Pull out each line of the records holding the string "intubation".

··· Source data ···

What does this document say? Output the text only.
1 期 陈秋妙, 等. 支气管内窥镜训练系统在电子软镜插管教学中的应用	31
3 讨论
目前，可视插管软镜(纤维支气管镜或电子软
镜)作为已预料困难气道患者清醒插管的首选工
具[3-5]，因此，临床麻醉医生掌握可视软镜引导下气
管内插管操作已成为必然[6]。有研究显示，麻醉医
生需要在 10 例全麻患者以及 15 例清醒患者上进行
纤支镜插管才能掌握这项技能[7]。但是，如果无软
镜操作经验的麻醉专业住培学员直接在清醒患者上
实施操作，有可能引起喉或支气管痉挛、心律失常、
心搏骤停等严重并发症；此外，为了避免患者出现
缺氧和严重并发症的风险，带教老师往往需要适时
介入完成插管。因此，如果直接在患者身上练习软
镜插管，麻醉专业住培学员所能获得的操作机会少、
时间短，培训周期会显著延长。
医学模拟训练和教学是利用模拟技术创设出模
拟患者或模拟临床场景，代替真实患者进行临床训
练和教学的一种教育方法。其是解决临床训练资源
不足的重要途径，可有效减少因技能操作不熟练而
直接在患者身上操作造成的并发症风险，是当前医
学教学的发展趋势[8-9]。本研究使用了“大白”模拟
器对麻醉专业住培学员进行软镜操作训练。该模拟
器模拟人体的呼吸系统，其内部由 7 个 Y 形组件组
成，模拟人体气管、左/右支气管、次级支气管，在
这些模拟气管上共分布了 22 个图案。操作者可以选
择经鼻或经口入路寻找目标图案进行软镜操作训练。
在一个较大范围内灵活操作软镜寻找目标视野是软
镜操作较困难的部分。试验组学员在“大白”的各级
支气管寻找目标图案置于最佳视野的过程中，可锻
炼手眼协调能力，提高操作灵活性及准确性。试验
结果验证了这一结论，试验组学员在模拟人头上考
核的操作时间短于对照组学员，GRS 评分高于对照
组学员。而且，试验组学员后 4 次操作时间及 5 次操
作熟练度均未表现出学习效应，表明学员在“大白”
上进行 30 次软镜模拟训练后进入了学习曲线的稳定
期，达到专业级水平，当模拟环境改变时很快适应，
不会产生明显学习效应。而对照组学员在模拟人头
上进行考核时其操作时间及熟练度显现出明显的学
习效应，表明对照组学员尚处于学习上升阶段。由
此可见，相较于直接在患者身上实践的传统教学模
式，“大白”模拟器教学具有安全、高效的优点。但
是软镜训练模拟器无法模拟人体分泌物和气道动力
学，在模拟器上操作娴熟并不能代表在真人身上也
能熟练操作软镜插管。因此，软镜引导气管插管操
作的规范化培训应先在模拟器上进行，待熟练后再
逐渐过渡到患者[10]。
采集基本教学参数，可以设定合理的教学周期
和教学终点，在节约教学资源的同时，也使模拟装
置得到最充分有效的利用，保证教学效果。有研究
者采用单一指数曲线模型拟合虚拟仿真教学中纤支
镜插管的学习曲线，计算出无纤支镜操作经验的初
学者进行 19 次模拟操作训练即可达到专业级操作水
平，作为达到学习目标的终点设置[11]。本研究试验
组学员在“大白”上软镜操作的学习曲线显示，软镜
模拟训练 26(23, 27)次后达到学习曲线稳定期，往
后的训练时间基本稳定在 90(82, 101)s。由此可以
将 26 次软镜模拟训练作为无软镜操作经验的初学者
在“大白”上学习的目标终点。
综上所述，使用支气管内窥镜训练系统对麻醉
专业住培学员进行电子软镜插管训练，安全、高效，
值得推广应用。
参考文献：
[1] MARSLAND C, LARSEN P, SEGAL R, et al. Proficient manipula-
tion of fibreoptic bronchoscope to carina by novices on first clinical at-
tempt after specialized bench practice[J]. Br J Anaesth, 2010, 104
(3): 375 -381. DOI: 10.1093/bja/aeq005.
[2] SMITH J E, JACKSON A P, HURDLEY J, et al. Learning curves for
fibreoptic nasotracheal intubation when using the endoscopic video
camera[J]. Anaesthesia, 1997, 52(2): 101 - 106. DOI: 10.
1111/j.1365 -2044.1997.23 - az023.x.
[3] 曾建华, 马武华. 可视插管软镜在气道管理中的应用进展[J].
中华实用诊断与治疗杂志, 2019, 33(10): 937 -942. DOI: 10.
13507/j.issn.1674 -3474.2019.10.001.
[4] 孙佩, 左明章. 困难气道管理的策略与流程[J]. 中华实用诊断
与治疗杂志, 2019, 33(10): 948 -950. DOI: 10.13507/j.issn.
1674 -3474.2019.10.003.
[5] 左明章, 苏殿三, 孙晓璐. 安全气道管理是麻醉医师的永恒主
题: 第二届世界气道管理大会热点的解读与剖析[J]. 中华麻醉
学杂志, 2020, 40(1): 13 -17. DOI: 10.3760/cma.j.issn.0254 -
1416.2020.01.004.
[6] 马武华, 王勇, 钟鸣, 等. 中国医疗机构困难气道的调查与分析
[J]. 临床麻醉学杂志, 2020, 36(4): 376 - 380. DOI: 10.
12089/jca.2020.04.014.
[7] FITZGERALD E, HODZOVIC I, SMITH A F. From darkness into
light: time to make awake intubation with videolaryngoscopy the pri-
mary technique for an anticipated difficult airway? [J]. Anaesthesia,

···

- **Answer below**
fibreoptic nasotracheal intubation when using the endoscopic video
light: time to make awake intubation with videolaryngoscopy the pri-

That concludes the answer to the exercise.